What is being asked:
All of the data that follows should be retyped exactly, please, except the pictures.

"""

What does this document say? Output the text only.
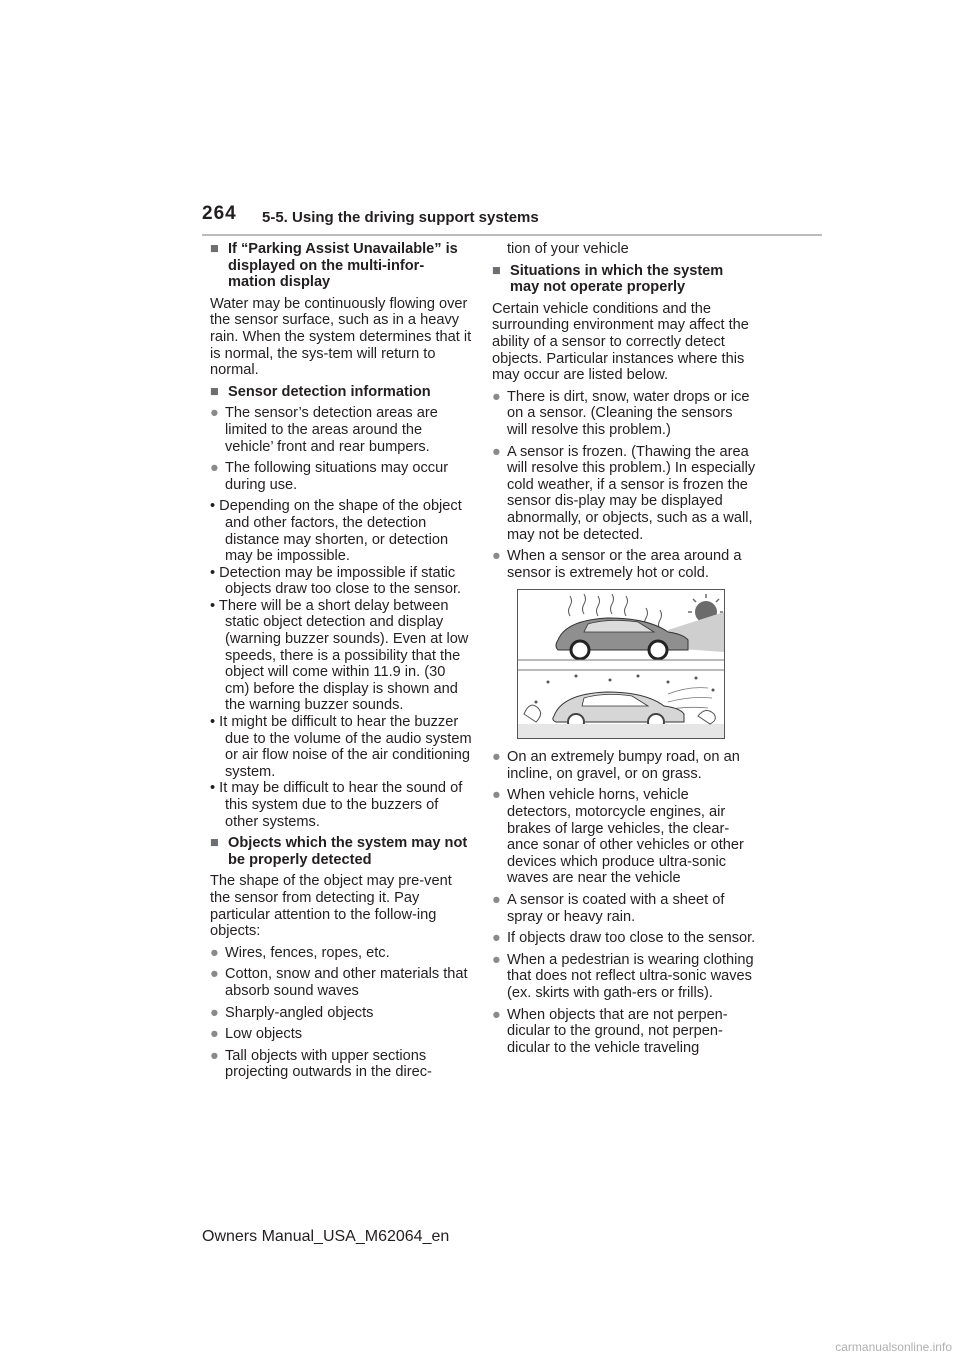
264 5-5. Using the driving support systems
■ If “Parking Assist Unavailable” is displayed on the multi-infor-mation display

Water may be continuously flowing over the sensor surface, such as in a heavy rain. When the system determines that it is normal, the sys-tem will return to normal.

■ Sensor detection information
● The sensor’s detection areas are limited to the areas around the vehicle’ front and rear bumpers.
● The following situations may occur during use.
• Depending on the shape of the object and other factors, the detection distance may shorten, or detection may be impossible.
• Detection may be impossible if static objects draw too close to the sensor.
• There will be a short delay between static object detection and display (warning buzzer sounds). Even at low speeds, there is a possibility that the object will come within 11.9 in. (30 cm) before the display is shown and the warning buzzer sounds.
• It might be difficult to hear the buzzer due to the volume of the audio system or air flow noise of the air conditioning system.
• It may be difficult to hear the sound of this system due to the buzzers of other systems.
■ Objects which the system may not be properly detected

The shape of the object may pre-vent the sensor from detecting it. Pay particular attention to the follow-ing objects:

● Wires, fences, ropes, etc.
● Cotton, snow and other materials that absorb sound waves
● Sharply-angled objects
● Low objects
● Tall objects with upper sections projecting outwards in the direc-

tion of your vehicle

■ Situations in which the system may not operate properly

Certain vehicle conditions and the surrounding environment may affect the ability of a sensor to correctly detect objects. Particular instances where this may occur are listed below.

● There is dirt, snow, water drops or ice on a sensor. (Cleaning the sensors will resolve this problem.)
● A sensor is frozen. (Thawing the area will resolve this problem.) In especially cold weather, if a sensor is frozen the sensor dis-play may be displayed abnormally, or objects, such as a wall, may not be detected.
● When a sensor or the area around a sensor is extremely hot or cold.
● On an extremely bumpy road, on an incline, on gravel, or on grass.
● When vehicle horns, vehicle detectors, motorcycle engines, air brakes of large vehicles, the clear-ance sonar of other vehicles or other devices which produce ultra-sonic waves are near the vehicle
● A sensor is coated with a sheet of spray or heavy rain.
● If objects draw too close to the sensor.
● When a pedestrian is wearing clothing that does not reflect ultra-sonic waves (ex. skirts with gath-ers or frills).
● When objects that are not perpen-dicular to the ground, not perpen-dicular to the vehicle traveling
Owners Manual_USA_M62064_en
carmanualsonline.info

"""

Output of the task:
What does this document say? Output the text only.
264 5-5. Using the driving support systems
■ If “Parking Assist Unavailable” is displayed on the multi-infor-mation display

Water may be continuously flowing over the sensor surface, such as in a heavy rain. When the system determines that it is normal, the sys-tem will return to normal.

■ Sensor detection information
● The sensor’s detection areas are limited to the areas around the vehicle’ front and rear bumpers.
● The following situations may occur during use.
• Depending on the shape of the object and other factors, the detection distance may shorten, or detection may be impossible.
• Detection may be impossible if static objects draw too close to the sensor.
• There will be a short delay between static object detection and display (warning buzzer sounds). Even at low speeds, there is a possibility that the object will come within 11.9 in. (30 cm) before the display is shown and the warning buzzer sounds.
• It might be difficult to hear the buzzer due to the volume of the audio system or air flow noise of the air conditioning system.
• It may be difficult to hear the sound of this system due to the buzzers of other systems.
■ Objects which the system may not be properly detected

The shape of the object may pre-vent the sensor from detecting it. Pay particular attention to the follow-ing objects:

● Wires, fences, ropes, etc.
● Cotton, snow and other materials that absorb sound waves
● Sharply-angled objects
● Low objects
● Tall objects with upper sections projecting outwards in the direc-

tion of your vehicle

■ Situations in which the system may not operate properly

Certain vehicle conditions and the surrounding environment may affect the ability of a sensor to correctly detect objects. Particular instances where this may occur are listed below.

● There is dirt, snow, water drops or ice on a sensor. (Cleaning the sensors will resolve this problem.)
● A sensor is frozen. (Thawing the area will resolve this problem.) In especially cold weather, if a sensor is frozen the sensor dis-play may be displayed abnormally, or objects, such as a wall, may not be detected.
● When a sensor or the area around a sensor is extremely hot or cold.
● On an extremely bumpy road, on an incline, on gravel, or on grass.
● When vehicle horns, vehicle detectors, motorcycle engines, air brakes of large vehicles, the clear-ance sonar of other vehicles or other devices which produce ultra-sonic waves are near the vehicle
● A sensor is coated with a sheet of spray or heavy rain.
● If objects draw too close to the sensor.
● When a pedestrian is wearing clothing that does not reflect ultra-sonic waves (ex. skirts with gath-ers or frills).
● When objects that are not perpen-dicular to the ground, not perpen-dicular to the vehicle traveling
Owners Manual_USA_M62064_en
carmanualsonline.info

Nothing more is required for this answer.